[Task brief]
Spot every line with the word "JSON" and return it.
****************************************
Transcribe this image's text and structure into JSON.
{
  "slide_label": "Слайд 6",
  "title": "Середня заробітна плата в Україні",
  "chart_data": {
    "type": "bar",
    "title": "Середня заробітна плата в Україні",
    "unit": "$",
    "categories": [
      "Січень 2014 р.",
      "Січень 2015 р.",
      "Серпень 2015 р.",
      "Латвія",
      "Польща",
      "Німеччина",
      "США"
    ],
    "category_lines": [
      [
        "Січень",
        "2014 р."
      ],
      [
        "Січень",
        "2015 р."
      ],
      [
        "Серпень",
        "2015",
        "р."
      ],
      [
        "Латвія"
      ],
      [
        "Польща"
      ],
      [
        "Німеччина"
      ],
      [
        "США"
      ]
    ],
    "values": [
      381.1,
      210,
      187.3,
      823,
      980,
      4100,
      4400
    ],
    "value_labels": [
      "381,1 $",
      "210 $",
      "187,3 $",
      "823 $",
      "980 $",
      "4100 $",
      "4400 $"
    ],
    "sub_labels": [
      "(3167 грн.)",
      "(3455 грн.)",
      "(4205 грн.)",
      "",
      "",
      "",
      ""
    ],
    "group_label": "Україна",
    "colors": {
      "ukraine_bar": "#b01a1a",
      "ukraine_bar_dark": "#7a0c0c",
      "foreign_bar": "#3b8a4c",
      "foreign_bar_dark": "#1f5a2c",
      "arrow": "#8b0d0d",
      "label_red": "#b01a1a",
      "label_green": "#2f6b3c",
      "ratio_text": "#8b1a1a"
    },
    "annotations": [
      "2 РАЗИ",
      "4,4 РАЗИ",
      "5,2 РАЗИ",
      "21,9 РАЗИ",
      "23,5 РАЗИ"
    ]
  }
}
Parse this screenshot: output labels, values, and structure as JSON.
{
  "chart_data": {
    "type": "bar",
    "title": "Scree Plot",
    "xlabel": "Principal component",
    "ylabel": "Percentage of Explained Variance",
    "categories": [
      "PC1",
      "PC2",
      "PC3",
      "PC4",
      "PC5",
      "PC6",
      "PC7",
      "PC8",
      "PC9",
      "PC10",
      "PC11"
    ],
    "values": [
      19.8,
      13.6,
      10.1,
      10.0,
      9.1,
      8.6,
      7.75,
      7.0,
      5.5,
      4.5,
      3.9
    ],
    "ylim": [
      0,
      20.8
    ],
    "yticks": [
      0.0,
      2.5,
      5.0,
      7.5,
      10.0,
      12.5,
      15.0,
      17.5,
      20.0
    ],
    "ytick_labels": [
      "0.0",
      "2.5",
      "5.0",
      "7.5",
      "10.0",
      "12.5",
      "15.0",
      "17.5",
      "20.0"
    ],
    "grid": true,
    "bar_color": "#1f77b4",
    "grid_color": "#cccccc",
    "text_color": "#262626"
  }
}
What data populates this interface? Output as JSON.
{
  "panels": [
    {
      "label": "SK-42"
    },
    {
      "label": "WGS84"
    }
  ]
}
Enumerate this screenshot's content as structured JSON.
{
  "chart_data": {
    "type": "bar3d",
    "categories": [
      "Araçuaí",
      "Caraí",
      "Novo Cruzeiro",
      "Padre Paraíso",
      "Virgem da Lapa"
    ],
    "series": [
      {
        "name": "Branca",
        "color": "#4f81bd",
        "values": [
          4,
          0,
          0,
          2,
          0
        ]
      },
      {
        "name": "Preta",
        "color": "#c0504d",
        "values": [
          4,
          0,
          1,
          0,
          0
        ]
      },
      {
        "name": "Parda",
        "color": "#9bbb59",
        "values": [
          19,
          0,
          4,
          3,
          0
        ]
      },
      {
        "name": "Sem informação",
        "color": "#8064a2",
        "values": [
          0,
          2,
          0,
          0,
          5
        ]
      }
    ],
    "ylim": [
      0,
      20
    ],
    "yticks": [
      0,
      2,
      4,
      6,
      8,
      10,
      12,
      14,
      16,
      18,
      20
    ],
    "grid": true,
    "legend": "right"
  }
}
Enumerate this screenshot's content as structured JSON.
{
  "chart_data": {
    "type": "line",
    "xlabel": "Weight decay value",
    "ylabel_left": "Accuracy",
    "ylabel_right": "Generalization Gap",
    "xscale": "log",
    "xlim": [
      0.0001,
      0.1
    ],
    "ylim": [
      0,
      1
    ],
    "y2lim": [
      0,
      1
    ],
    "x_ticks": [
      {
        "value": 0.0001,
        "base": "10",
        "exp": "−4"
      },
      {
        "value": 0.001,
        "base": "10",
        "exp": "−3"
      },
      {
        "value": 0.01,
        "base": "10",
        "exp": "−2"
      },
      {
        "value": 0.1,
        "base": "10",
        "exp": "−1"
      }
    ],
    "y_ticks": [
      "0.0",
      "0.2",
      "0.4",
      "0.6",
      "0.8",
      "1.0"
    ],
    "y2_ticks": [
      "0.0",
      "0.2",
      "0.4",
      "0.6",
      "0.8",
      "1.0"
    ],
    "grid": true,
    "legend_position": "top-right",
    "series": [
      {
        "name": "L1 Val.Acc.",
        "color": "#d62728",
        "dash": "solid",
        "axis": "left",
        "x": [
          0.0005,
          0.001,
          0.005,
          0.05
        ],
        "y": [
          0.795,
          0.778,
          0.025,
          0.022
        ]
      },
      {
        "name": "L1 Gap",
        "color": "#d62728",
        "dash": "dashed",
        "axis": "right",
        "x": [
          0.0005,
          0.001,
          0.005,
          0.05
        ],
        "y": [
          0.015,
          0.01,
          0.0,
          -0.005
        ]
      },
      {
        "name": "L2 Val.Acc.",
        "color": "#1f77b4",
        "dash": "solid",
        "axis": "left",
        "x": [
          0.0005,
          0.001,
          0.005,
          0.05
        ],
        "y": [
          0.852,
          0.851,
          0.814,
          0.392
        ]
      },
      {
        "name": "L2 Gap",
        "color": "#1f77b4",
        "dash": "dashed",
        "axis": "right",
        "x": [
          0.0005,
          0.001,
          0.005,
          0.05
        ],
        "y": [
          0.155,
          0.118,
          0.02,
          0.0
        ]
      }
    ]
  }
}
****************************************
[Task output]
Transcribe this image's text and structure into JSON.
Parse this screenshot: output labels, values, and structure as JSON.
What data populates this interface? Output as JSON.
Enumerate this screenshot's content as structured JSON.
Enumerate this screenshot's content as structured JSON.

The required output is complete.